Written problem: Go through each line of the records below and count those with the word "color"; give only the total.

Data provided:
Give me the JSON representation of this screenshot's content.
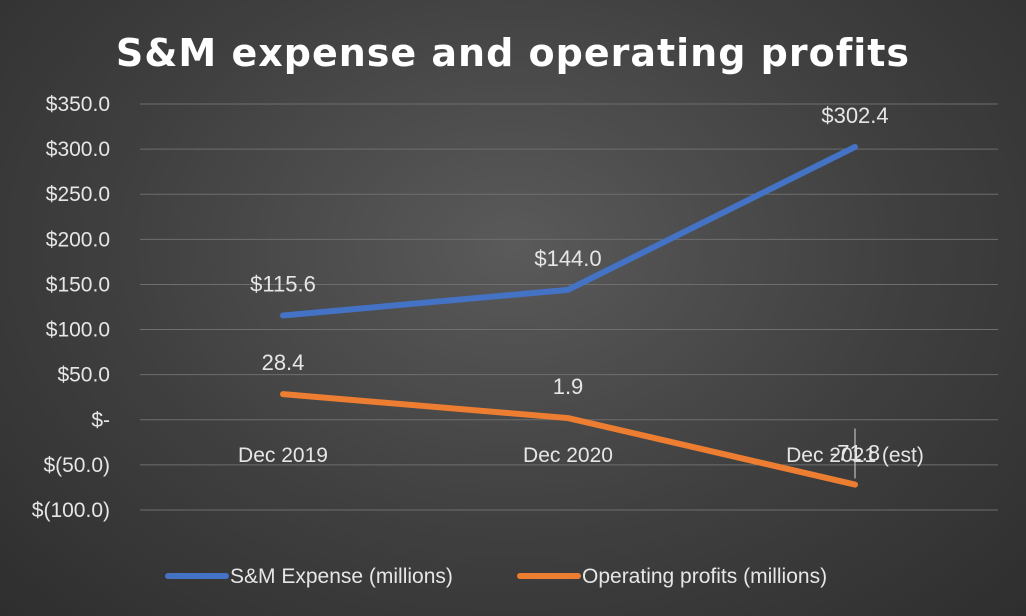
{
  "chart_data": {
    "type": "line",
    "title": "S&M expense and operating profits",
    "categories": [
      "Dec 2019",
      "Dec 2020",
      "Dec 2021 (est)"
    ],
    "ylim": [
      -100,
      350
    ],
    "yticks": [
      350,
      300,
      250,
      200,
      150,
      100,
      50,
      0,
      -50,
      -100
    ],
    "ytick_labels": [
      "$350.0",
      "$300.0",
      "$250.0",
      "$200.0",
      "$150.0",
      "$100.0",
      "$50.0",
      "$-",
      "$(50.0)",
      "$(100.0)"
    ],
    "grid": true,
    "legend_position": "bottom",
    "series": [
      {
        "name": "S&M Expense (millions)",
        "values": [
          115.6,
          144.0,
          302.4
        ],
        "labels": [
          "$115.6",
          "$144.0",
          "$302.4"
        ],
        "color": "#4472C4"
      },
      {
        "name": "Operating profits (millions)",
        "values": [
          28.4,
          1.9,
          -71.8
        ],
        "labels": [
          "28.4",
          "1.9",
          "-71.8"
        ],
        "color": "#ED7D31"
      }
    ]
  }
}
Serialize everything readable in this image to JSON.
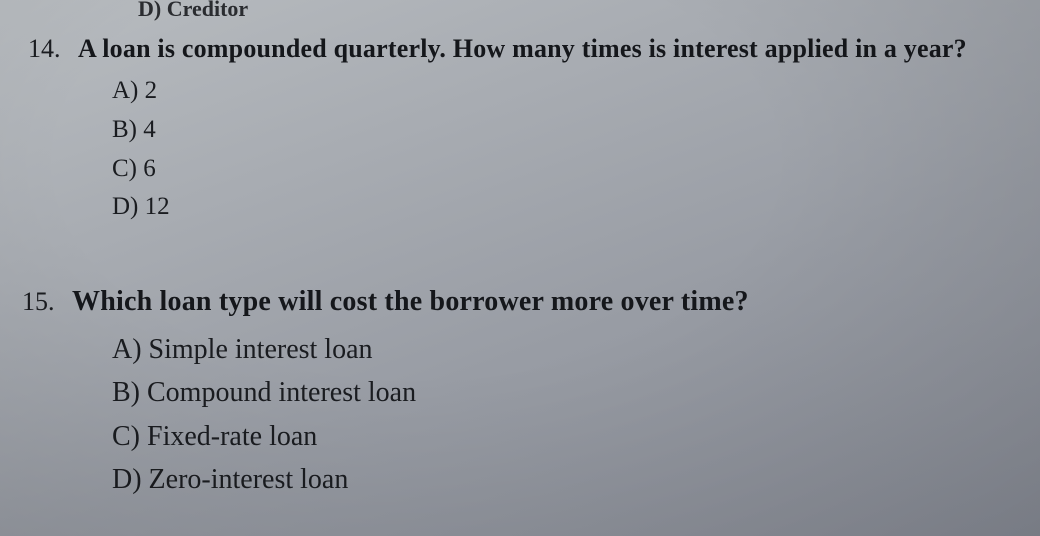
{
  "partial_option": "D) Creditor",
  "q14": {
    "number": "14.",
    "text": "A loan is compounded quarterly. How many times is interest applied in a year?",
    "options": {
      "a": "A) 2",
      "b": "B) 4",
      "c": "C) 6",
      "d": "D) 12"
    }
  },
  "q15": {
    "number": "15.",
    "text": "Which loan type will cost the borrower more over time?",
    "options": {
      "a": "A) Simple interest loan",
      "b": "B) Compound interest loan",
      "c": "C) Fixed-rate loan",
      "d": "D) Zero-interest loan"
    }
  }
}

...

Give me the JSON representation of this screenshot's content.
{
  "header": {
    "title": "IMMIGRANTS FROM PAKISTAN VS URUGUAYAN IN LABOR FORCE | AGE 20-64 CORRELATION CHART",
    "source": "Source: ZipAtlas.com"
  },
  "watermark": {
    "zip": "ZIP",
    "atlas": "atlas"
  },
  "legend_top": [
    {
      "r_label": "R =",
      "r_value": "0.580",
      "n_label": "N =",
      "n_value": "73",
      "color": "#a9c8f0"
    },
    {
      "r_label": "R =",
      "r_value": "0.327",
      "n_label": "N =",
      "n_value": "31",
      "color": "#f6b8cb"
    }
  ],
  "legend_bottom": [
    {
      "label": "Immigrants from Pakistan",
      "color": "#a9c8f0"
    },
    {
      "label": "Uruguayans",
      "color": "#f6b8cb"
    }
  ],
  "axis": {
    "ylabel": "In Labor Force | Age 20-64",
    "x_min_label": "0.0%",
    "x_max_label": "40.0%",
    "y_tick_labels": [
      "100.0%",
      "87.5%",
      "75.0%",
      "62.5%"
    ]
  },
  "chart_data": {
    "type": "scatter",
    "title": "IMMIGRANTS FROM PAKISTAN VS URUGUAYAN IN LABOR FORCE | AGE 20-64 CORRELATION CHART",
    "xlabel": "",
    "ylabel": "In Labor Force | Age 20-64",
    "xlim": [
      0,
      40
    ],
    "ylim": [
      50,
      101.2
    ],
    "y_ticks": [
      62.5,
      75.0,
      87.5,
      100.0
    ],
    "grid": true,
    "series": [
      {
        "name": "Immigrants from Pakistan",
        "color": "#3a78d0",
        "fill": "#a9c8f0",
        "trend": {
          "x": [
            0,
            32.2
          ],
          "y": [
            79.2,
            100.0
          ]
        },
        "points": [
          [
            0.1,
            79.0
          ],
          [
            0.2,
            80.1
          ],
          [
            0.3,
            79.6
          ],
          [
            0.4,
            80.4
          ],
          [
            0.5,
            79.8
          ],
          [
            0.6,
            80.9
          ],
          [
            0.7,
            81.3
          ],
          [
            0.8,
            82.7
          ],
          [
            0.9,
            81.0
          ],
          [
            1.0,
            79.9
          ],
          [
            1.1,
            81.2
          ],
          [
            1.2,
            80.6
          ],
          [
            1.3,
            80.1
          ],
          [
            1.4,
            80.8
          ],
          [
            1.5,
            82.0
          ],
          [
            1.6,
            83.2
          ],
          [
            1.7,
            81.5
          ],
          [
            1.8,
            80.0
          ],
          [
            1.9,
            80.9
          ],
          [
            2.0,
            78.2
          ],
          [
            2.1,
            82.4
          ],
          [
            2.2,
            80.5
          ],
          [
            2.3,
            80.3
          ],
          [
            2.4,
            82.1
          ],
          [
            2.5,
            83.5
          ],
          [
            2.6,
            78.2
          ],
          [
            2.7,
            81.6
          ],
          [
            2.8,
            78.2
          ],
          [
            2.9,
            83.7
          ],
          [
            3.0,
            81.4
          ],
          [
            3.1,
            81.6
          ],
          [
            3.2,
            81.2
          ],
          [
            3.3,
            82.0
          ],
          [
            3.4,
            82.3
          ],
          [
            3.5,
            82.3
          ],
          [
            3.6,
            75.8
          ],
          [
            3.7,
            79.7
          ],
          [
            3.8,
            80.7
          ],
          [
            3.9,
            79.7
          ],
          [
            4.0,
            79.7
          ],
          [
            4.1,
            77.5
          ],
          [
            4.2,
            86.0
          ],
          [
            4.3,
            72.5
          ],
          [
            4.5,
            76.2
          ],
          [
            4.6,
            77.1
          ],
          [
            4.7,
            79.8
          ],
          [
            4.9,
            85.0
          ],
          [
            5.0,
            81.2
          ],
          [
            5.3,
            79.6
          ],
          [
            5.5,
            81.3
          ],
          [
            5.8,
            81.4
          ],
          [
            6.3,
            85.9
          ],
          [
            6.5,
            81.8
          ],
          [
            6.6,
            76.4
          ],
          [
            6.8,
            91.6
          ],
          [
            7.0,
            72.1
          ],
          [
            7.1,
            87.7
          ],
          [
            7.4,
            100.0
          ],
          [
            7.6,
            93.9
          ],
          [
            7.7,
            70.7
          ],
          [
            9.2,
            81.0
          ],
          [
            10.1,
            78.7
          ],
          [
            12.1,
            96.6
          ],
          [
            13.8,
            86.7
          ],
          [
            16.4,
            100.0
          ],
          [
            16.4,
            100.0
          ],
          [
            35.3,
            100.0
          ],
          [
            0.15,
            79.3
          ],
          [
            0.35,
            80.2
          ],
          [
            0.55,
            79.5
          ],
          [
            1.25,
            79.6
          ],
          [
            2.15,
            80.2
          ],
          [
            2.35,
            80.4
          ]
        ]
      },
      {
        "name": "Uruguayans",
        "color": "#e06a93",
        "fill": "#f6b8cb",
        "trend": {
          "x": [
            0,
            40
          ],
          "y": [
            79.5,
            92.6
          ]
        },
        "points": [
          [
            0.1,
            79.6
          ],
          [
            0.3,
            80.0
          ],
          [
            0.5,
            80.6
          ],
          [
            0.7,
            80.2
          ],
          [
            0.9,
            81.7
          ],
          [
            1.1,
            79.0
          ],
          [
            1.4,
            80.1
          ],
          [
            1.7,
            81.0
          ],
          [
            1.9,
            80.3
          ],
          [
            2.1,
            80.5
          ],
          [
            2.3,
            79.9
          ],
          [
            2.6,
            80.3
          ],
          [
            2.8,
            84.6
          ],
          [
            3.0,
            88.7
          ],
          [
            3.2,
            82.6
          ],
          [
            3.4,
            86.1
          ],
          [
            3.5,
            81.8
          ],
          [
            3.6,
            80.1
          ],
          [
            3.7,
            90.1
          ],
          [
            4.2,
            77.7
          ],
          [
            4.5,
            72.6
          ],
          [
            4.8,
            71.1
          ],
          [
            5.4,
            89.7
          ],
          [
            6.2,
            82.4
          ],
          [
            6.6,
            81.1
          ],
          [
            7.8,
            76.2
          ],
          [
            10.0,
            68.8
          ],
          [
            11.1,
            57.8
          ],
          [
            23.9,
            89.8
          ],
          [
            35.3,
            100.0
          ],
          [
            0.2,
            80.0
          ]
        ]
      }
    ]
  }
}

Response to this exercise: 8